What to do: The entries need to be copied exactly.

(Extracted data entries)

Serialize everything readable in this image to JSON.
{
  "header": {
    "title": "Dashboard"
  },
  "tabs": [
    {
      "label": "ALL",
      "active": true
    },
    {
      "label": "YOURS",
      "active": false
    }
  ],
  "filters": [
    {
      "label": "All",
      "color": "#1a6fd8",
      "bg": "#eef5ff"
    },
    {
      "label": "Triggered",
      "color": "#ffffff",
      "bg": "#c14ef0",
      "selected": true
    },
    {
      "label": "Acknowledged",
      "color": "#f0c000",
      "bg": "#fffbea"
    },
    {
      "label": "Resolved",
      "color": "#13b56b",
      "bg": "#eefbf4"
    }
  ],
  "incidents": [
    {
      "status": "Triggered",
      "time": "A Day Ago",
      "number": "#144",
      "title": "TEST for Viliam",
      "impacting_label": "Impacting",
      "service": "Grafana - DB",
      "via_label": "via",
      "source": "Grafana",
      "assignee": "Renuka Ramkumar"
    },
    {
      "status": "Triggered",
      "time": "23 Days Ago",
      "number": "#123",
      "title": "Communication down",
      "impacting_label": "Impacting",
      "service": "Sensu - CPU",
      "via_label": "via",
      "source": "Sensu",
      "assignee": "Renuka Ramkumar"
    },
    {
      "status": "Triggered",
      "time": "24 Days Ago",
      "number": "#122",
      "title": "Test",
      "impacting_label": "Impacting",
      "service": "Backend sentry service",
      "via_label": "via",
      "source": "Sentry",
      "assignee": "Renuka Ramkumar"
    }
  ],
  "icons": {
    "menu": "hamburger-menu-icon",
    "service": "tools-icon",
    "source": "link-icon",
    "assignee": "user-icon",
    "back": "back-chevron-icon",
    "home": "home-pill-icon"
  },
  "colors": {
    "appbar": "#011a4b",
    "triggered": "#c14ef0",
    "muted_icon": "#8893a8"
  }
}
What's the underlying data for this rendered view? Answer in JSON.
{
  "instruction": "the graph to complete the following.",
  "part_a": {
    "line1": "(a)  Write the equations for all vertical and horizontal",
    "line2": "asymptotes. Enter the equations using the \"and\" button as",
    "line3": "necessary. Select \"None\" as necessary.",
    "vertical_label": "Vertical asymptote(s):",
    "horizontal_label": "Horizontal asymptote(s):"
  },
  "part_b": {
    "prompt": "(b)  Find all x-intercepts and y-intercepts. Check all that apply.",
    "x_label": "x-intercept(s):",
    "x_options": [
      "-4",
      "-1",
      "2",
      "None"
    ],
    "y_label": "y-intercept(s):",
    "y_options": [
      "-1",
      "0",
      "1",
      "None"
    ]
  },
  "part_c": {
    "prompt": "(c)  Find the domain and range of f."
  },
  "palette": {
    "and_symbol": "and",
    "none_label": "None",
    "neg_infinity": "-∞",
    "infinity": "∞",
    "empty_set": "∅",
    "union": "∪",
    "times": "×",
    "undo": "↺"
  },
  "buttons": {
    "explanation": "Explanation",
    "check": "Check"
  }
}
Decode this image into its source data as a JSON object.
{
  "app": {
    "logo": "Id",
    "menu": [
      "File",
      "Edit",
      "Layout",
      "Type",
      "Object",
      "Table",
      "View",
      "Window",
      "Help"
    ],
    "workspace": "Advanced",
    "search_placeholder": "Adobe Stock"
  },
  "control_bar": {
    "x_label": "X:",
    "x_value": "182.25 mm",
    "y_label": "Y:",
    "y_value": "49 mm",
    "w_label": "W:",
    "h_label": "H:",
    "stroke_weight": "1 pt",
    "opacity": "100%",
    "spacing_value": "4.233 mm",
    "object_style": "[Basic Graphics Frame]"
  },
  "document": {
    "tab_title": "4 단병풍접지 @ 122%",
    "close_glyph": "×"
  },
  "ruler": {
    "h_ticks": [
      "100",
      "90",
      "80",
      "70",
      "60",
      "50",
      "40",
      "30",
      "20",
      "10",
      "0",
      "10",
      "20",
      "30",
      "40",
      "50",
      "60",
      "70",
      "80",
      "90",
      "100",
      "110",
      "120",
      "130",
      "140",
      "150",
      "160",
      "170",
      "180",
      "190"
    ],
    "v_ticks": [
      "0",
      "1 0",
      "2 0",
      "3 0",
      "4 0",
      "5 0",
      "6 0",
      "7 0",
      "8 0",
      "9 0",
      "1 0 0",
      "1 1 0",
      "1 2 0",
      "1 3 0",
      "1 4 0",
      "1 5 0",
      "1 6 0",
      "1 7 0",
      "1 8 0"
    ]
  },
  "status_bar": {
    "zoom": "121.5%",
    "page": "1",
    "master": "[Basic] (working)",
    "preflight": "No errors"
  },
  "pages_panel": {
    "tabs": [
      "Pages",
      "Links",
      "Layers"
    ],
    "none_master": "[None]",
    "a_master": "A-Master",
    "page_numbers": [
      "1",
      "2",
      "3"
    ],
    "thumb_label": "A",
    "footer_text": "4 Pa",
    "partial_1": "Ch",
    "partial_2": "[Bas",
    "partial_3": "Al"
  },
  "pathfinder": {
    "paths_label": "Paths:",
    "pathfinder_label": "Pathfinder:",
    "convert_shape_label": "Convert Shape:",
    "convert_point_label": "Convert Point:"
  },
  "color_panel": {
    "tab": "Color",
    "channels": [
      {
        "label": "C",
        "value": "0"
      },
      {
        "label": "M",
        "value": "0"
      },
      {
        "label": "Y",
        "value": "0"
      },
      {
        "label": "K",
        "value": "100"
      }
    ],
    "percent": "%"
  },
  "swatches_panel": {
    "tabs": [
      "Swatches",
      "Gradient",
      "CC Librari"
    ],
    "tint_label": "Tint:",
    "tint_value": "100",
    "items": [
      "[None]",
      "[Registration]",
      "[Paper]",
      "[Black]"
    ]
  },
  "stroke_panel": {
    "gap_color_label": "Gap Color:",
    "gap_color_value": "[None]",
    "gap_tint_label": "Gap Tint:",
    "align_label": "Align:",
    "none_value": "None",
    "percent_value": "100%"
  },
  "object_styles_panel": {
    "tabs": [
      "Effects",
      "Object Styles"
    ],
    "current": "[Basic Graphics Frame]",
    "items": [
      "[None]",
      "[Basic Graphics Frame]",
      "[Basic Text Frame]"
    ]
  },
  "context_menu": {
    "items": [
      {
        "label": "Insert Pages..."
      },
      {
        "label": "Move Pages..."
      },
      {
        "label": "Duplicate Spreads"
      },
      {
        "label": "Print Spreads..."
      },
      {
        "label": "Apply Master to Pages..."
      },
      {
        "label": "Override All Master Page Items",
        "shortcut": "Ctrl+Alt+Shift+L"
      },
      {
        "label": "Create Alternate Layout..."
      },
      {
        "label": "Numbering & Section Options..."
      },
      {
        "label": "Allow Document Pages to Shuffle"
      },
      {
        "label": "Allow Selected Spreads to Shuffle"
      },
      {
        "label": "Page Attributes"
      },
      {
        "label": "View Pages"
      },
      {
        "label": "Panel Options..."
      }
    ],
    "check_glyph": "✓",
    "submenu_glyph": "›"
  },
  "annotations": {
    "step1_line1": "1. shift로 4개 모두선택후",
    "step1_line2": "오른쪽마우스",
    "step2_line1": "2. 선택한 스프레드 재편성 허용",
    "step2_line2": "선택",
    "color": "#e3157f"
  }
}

Completed task:
Serialize everything readable in this image to JSON.
{
  "header": {
    "title": "Dashboard"
  },
  "tabs": [
    {
      "label": "ALL",
      "active": true
    },
    {
      "label": "YOURS",
      "active": false
    }
  ],
  "filters": [
    {
      "label": "All",
      "color": "#1a6fd8",
      "bg": "#eef5ff"
    },
    {
      "label": "Triggered",
      "color": "#ffffff",
      "bg": "#c14ef0",
      "selected": true
    },
    {
      "label": "Acknowledged",
      "color": "#f0c000",
      "bg": "#fffbea"
    },
    {
      "label": "Resolved",
      "color": "#13b56b",
      "bg": "#eefbf4"
    }
  ],
  "incidents": [
    {
      "status": "Triggered",
      "time": "A Day Ago",
      "number": "#144",
      "title": "TEST for Viliam",
      "impacting_label": "Impacting",
      "service": "Grafana - DB",
      "via_label": "via",
      "source": "Grafana",
      "assignee": "Renuka Ramkumar"
    },
    {
      "status": "Triggered",
      "time": "23 Days Ago",
      "number": "#123",
      "title": "Communication down",
      "impacting_label": "Impacting",
      "service": "Sensu - CPU",
      "via_label": "via",
      "source": "Sensu",
      "assignee": "Renuka Ramkumar"
    },
    {
      "status": "Triggered",
      "time": "24 Days Ago",
      "number": "#122",
      "title": "Test",
      "impacting_label": "Impacting",
      "service": "Backend sentry service",
      "via_label": "via",
      "source": "Sentry",
      "assignee": "Renuka Ramkumar"
    }
  ],
  "icons": {
    "menu": "hamburger-menu-icon",
    "service": "tools-icon",
    "source": "link-icon",
    "assignee": "user-icon",
    "back": "back-chevron-icon",
    "home": "home-pill-icon"
  },
  "colors": {
    "appbar": "#011a4b",
    "triggered": "#c14ef0",
    "muted_icon": "#8893a8"
  }
}
What's the underlying data for this rendered view? Answer in JSON.
{
  "instruction": "the graph to complete the following.",
  "part_a": {
    "line1": "(a)  Write the equations for all vertical and horizontal",
    "line2": "asymptotes. Enter the equations using the \"and\" button as",
    "line3": "necessary. Select \"None\" as necessary.",
    "vertical_label": "Vertical asymptote(s):",
    "horizontal_label": "Horizontal asymptote(s):"
  },
  "part_b": {
    "prompt": "(b)  Find all x-intercepts and y-intercepts. Check all that apply.",
    "x_label": "x-intercept(s):",
    "x_options": [
      "-4",
      "-1",
      "2",
      "None"
    ],
    "y_label": "y-intercept(s):",
    "y_options": [
      "-1",
      "0",
      "1",
      "None"
    ]
  },
  "part_c": {
    "prompt": "(c)  Find the domain and range of f."
  },
  "palette": {
    "and_symbol": "and",
    "none_label": "None",
    "neg_infinity": "-∞",
    "infinity": "∞",
    "empty_set": "∅",
    "union": "∪",
    "times": "×",
    "undo": "↺"
  },
  "buttons": {
    "explanation": "Explanation",
    "check": "Check"
  }
}
Decode this image into its source data as a JSON object.
{
  "app": {
    "logo": "Id",
    "menu": [
      "File",
      "Edit",
      "Layout",
      "Type",
      "Object",
      "Table",
      "View",
      "Window",
      "Help"
    ],
    "workspace": "Advanced",
    "search_placeholder": "Adobe Stock"
  },
  "control_bar": {
    "x_label": "X:",
    "x_value": "182.25 mm",
    "y_label": "Y:",
    "y_value": "49 mm",
    "w_label": "W:",
    "h_label": "H:",
    "stroke_weight": "1 pt",
    "opacity": "100%",
    "spacing_value": "4.233 mm",
    "object_style": "[Basic Graphics Frame]"
  },
  "document": {
    "tab_title": "4 단병풍접지 @ 122%",
    "close_glyph": "×"
  },
  "ruler": {
    "h_ticks": [
      "100",
      "90",
      "80",
      "70",
      "60",
      "50",
      "40",
      "30",
      "20",
      "10",
      "0",
      "10",
      "20",
      "30",
      "40",
      "50",
      "60",
      "70",
      "80",
      "90",
      "100",
      "110",
      "120",
      "130",
      "140",
      "150",
      "160",
      "170",
      "180",
      "190"
    ],
    "v_ticks": [
      "0",
      "1 0",
      "2 0",
      "3 0",
      "4 0",
      "5 0",
      "6 0",
      "7 0",
      "8 0",
      "9 0",
      "1 0 0",
      "1 1 0",
      "1 2 0",
      "1 3 0",
      "1 4 0",
      "1 5 0",
      "1 6 0",
      "1 7 0",
      "1 8 0"
    ]
  },
  "status_bar": {
    "zoom": "121.5%",
    "page": "1",
    "master": "[Basic] (working)",
    "preflight": "No errors"
  },
  "pages_panel": {
    "tabs": [
      "Pages",
      "Links",
      "Layers"
    ],
    "none_master": "[None]",
    "a_master": "A-Master",
    "page_numbers": [
      "1",
      "2",
      "3"
    ],
    "thumb_label": "A",
    "footer_text": "4 Pa",
    "partial_1": "Ch",
    "partial_2": "[Bas",
    "partial_3": "Al"
  },
  "pathfinder": {
    "paths_label": "Paths:",
    "pathfinder_label": "Pathfinder:",
    "convert_shape_label": "Convert Shape:",
    "convert_point_label": "Convert Point:"
  },
  "color_panel": {
    "tab": "Color",
    "channels": [
      {
        "label": "C",
        "value": "0"
      },
      {
        "label": "M",
        "value": "0"
      },
      {
        "label": "Y",
        "value": "0"
      },
      {
        "label": "K",
        "value": "100"
      }
    ],
    "percent": "%"
  },
  "swatches_panel": {
    "tabs": [
      "Swatches",
      "Gradient",
      "CC Librari"
    ],
    "tint_label": "Tint:",
    "tint_value": "100",
    "items": [
      "[None]",
      "[Registration]",
      "[Paper]",
      "[Black]"
    ]
  },
  "stroke_panel": {
    "gap_color_label": "Gap Color:",
    "gap_color_value": "[None]",
    "gap_tint_label": "Gap Tint:",
    "align_label": "Align:",
    "none_value": "None",
    "percent_value": "100%"
  },
  "object_styles_panel": {
    "tabs": [
      "Effects",
      "Object Styles"
    ],
    "current": "[Basic Graphics Frame]",
    "items": [
      "[None]",
      "[Basic Graphics Frame]",
      "[Basic Text Frame]"
    ]
  },
  "context_menu": {
    "items": [
      {
        "label": "Insert Pages..."
      },
      {
        "label": "Move Pages..."
      },
      {
        "label": "Duplicate Spreads"
      },
      {
        "label": "Print Spreads..."
      },
      {
        "label": "Apply Master to Pages..."
      },
      {
        "label": "Override All Master Page Items",
        "shortcut": "Ctrl+Alt+Shift+L"
      },
      {
        "label": "Create Alternate Layout..."
      },
      {
        "label": "Numbering & Section Options..."
      },
      {
        "label": "Allow Document Pages to Shuffle"
      },
      {
        "label": "Allow Selected Spreads to Shuffle"
      },
      {
        "label": "Page Attributes"
      },
      {
        "label": "View Pages"
      },
      {
        "label": "Panel Options..."
      }
    ],
    "check_glyph": "✓",
    "submenu_glyph": "›"
  },
  "annotations": {
    "step1_line1": "1. shift로 4개 모두선택후",
    "step1_line2": "오른쪽마우스",
    "step2_line1": "2. 선택한 스프레드 재편성 허용",
    "step2_line2": "선택",
    "color": "#e3157f"
  }
}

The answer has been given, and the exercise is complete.